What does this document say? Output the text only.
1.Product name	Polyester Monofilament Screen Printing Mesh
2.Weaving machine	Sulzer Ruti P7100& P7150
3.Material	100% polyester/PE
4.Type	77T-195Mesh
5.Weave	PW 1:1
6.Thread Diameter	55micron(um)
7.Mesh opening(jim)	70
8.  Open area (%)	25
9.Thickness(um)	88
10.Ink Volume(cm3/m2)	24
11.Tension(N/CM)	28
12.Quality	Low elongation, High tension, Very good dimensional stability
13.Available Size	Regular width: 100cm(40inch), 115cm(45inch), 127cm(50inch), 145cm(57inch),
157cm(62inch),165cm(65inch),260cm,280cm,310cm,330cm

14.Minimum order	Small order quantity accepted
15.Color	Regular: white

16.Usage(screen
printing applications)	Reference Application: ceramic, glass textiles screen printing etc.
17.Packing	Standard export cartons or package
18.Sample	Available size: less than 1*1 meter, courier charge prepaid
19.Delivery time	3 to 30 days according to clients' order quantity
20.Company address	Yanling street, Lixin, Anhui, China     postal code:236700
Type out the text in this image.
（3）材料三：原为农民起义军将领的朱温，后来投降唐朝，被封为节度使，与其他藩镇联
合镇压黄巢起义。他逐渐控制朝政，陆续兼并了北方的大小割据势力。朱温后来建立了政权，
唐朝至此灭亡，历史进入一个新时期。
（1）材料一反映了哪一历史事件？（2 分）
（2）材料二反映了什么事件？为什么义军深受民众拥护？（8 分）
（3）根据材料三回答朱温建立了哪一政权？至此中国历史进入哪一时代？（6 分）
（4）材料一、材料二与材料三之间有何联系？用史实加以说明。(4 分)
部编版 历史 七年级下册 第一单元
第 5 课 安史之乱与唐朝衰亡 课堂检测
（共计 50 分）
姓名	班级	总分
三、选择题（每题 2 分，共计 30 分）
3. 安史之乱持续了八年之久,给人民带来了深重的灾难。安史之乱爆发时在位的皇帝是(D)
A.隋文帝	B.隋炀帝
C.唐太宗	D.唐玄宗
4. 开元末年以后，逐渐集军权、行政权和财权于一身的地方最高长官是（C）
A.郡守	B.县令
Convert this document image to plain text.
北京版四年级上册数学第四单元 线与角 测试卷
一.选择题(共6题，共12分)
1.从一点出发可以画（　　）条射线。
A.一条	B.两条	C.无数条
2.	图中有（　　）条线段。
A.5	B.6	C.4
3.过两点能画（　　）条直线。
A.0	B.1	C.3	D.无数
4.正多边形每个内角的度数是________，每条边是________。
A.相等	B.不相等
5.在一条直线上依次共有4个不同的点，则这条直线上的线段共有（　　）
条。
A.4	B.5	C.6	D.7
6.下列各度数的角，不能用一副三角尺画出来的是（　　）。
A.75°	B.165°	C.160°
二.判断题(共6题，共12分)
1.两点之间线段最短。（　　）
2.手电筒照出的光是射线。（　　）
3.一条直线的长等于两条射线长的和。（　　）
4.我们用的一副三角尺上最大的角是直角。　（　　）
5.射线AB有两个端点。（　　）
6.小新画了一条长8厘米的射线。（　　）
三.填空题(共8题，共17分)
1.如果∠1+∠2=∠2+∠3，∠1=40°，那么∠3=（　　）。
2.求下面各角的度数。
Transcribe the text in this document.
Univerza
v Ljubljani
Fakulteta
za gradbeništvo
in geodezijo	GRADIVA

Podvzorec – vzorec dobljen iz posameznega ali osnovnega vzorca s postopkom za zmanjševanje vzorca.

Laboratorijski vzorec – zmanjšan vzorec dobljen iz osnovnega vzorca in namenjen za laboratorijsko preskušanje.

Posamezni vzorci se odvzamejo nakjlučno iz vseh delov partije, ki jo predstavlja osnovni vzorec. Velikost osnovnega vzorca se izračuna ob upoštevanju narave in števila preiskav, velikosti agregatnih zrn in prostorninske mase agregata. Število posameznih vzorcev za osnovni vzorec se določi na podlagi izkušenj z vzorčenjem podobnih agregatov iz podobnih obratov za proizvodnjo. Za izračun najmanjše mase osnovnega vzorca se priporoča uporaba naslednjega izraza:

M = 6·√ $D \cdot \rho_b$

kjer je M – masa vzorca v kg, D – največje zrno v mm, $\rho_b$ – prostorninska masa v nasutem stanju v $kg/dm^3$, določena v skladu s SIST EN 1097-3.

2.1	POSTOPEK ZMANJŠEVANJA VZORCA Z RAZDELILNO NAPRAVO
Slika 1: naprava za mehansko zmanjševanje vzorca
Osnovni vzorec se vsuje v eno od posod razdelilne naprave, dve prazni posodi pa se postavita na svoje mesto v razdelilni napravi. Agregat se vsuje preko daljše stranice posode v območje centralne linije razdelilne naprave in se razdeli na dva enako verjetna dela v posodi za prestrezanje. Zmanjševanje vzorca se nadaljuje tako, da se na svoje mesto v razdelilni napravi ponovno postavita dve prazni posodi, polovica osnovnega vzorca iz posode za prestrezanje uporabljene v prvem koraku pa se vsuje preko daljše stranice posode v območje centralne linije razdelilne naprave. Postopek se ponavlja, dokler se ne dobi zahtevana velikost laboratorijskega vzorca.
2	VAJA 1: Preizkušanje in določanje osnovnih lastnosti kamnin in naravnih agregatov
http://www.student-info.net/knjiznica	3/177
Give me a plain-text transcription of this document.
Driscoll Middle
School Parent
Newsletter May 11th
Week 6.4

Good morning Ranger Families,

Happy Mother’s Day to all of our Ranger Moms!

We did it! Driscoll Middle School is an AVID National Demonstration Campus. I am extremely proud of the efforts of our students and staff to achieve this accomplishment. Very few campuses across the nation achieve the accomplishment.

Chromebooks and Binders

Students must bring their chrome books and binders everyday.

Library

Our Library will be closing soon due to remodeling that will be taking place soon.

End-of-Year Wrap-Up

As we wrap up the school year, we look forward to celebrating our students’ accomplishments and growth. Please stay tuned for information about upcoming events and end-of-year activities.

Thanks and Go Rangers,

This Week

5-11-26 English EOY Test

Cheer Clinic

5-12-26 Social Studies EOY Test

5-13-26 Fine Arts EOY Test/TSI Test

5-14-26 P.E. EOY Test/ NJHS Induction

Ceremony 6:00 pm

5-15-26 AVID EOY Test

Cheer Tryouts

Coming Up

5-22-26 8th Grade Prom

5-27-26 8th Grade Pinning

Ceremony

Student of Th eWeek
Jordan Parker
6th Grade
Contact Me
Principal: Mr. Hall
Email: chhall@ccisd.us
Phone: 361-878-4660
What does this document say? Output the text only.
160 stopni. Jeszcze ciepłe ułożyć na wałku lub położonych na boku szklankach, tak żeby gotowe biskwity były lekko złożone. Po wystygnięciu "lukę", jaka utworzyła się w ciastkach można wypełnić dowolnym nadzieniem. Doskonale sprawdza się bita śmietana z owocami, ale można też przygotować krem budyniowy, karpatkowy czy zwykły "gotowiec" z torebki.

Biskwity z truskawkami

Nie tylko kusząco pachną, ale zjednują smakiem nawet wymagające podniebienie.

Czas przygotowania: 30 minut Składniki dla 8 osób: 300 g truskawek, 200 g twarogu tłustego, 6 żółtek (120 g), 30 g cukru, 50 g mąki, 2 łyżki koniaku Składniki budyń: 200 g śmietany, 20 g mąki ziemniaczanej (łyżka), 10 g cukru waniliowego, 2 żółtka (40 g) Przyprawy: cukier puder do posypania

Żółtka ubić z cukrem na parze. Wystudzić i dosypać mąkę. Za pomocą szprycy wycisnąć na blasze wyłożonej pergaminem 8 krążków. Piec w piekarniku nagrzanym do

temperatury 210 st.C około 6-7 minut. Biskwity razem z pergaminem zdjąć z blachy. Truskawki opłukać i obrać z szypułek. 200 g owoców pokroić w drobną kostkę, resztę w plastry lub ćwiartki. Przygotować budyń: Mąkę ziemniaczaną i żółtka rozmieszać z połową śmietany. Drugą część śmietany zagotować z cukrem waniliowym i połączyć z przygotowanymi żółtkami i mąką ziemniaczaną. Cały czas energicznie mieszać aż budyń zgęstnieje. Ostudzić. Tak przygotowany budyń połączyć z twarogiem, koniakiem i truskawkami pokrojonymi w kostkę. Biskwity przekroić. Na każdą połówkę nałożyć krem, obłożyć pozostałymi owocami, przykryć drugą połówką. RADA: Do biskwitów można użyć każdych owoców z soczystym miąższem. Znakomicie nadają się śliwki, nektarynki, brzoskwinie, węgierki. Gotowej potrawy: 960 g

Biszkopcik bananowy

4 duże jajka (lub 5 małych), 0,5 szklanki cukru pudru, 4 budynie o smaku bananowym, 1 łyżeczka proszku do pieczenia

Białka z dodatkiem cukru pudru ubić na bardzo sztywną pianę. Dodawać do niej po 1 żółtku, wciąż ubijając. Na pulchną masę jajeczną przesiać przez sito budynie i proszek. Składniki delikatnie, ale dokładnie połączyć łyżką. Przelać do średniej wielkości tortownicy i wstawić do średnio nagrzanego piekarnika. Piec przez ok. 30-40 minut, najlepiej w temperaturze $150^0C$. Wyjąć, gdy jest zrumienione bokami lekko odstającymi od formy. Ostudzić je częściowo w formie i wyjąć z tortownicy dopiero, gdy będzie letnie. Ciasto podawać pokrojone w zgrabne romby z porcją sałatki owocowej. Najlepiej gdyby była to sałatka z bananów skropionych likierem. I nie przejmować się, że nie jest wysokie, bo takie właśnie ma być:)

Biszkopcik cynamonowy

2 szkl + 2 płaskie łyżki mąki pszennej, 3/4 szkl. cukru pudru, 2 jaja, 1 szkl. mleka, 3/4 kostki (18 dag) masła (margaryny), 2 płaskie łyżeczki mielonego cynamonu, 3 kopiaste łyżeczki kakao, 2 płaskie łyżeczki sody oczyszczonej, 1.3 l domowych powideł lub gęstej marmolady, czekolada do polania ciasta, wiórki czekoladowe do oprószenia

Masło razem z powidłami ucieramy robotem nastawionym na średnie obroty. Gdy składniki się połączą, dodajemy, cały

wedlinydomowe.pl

════

Directive: Look back over the material above and state how many lines hold the word "łyżki". Write the number and nothing else.

Exercise result: 2